--- BEGIN Records to process ---
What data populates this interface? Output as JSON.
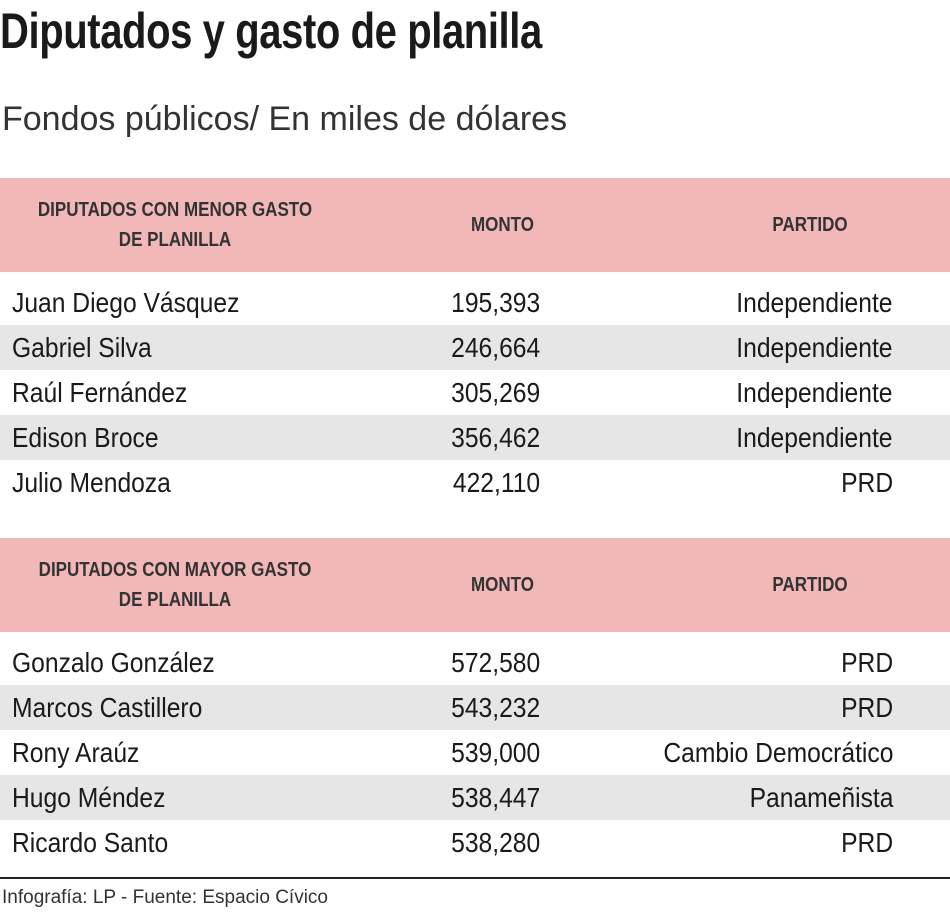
{
  "title": "Diputados y gasto de planilla",
  "subtitle": "Fondos públicos/ En miles de dólares",
  "tables": [
    {
      "header": [
        "DIPUTADOS CON MENOR GASTO DE PLANILLA",
        "MONTO",
        "PARTIDO"
      ],
      "rows": [
        [
          "Juan Diego Vásquez",
          "195,393",
          "Independiente"
        ],
        [
          "Gabriel Silva",
          "246,664",
          "Independiente"
        ],
        [
          "Raúl Fernández",
          "305,269",
          "Independiente"
        ],
        [
          "Edison Broce",
          "356,462",
          "Independiente"
        ],
        [
          "Julio Mendoza",
          "422,110",
          "PRD"
        ]
      ]
    },
    {
      "header": [
        "DIPUTADOS CON MAYOR GASTO DE PLANILLA",
        "MONTO",
        "PARTIDO"
      ],
      "rows": [
        [
          "Gonzalo González",
          "572,580",
          "PRD"
        ],
        [
          "Marcos Castillero",
          "543,232",
          "PRD"
        ],
        [
          "Rony Araúz",
          "539,000",
          "Cambio Democrático"
        ],
        [
          "Hugo Méndez",
          "538,447",
          "Panameñista"
        ],
        [
          "Ricardo Santo",
          "538,280",
          "PRD"
        ]
      ]
    }
  ],
  "footer": "Infografía: LP - Fuente: Espacio Cívico"
}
--- END Records to process ---
Short exercise: Leaving out the pictures, repeat the data above exactly.

Answer to the task:
What data populates this interface? Output as JSON.
{
  "title": "Diputados y gasto de planilla",
  "subtitle": "Fondos públicos/ En miles de dólares",
  "tables": [
    {
      "header": [
        "DIPUTADOS CON MENOR GASTO DE PLANILLA",
        "MONTO",
        "PARTIDO"
      ],
      "rows": [
        [
          "Juan Diego Vásquez",
          "195,393",
          "Independiente"
        ],
        [
          "Gabriel Silva",
          "246,664",
          "Independiente"
        ],
        [
          "Raúl Fernández",
          "305,269",
          "Independiente"
        ],
        [
          "Edison Broce",
          "356,462",
          "Independiente"
        ],
        [
          "Julio Mendoza",
          "422,110",
          "PRD"
        ]
      ]
    },
    {
      "header": [
        "DIPUTADOS CON MAYOR GASTO DE PLANILLA",
        "MONTO",
        "PARTIDO"
      ],
      "rows": [
        [
          "Gonzalo González",
          "572,580",
          "PRD"
        ],
        [
          "Marcos Castillero",
          "543,232",
          "PRD"
        ],
        [
          "Rony Araúz",
          "539,000",
          "Cambio Democrático"
        ],
        [
          "Hugo Méndez",
          "538,447",
          "Panameñista"
        ],
        [
          "Ricardo Santo",
          "538,280",
          "PRD"
        ]
      ]
    }
  ],
  "footer": "Infografía: LP - Fuente: Espacio Cívico"
}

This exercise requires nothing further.